Hawkshead Tourist Information
In medieaval times, Hawkshead was owned by the Monks of Furness Abbey, and was a busy centre of the woolen trade. It is a charming traffic-free town of whitewashed buildings, narrow streets, alleys, tea-shops and inns with strong links to Wordsworth and Beatrix Potter.
The Beatrix Potter Gallery was once the office of her husband and solicitor, William Heelis. Inside, the original water-colours, illustrations, and various other items relating to her life and times are on display.
The old Grammar School, founded in 1585, closed in 1909. It was here that Wordsworth and his brother John were educated. Confirmation of his attendance is to be found on a desk in which his initials are carved.
The 16th century Church of St. Michael stands on a raised mound above the village from where there are fine views across to the mountains of Helvellyn and the Langdale Pikes. The inner wall paintings of the church are an interesting feature.
The 9000 acres of the Grizedale Forest's nature trails, wood sculptures and picnic areas are close-by. The present day picnic and car-park position is the site of the former World War 2 prisoner-of-war camp for German officers. It was from here that "the one that got away" escaped, an event later made into a film of the same name.

# # #

GOAL A. From the Hawkshead tourist information, please list each attraction that gets its own paragraph of description.
GOAL B.
Answer these from the Hawkshead tourist information:
(i) Who owned Hawkshead in medieval times?
(ii) In what year did the old Grammar School close?
(iii) How many acres does Grizedale Forest cover?
Rely on the Hawkshead tourist information alone.

RECORDED INFORMATION.
# # #

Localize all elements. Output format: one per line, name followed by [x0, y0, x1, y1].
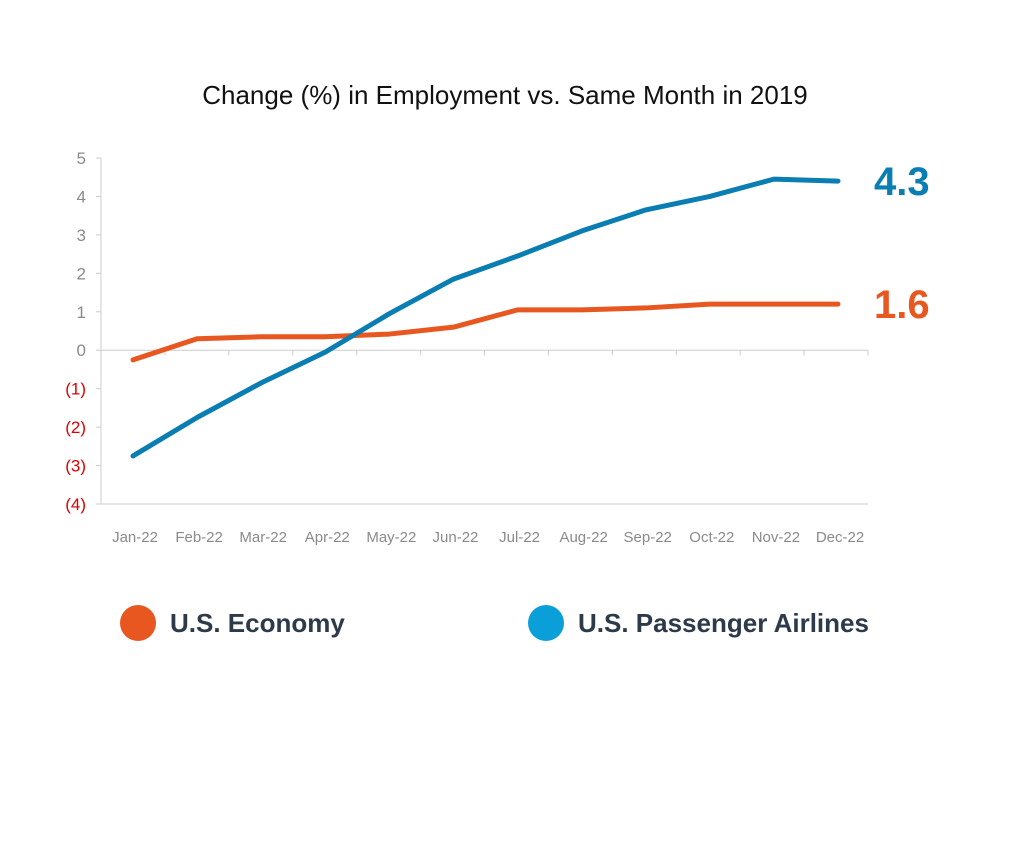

# # #

WRITTEN REPLY A.
The Beatrix Potter Gallery
The old Grammar School
The Church of St. Michael
Grizedale Forest

WRITTEN REPLY B.
(i) The Monks of Furness Abbey
(ii) 1909
(iii) 9000 acres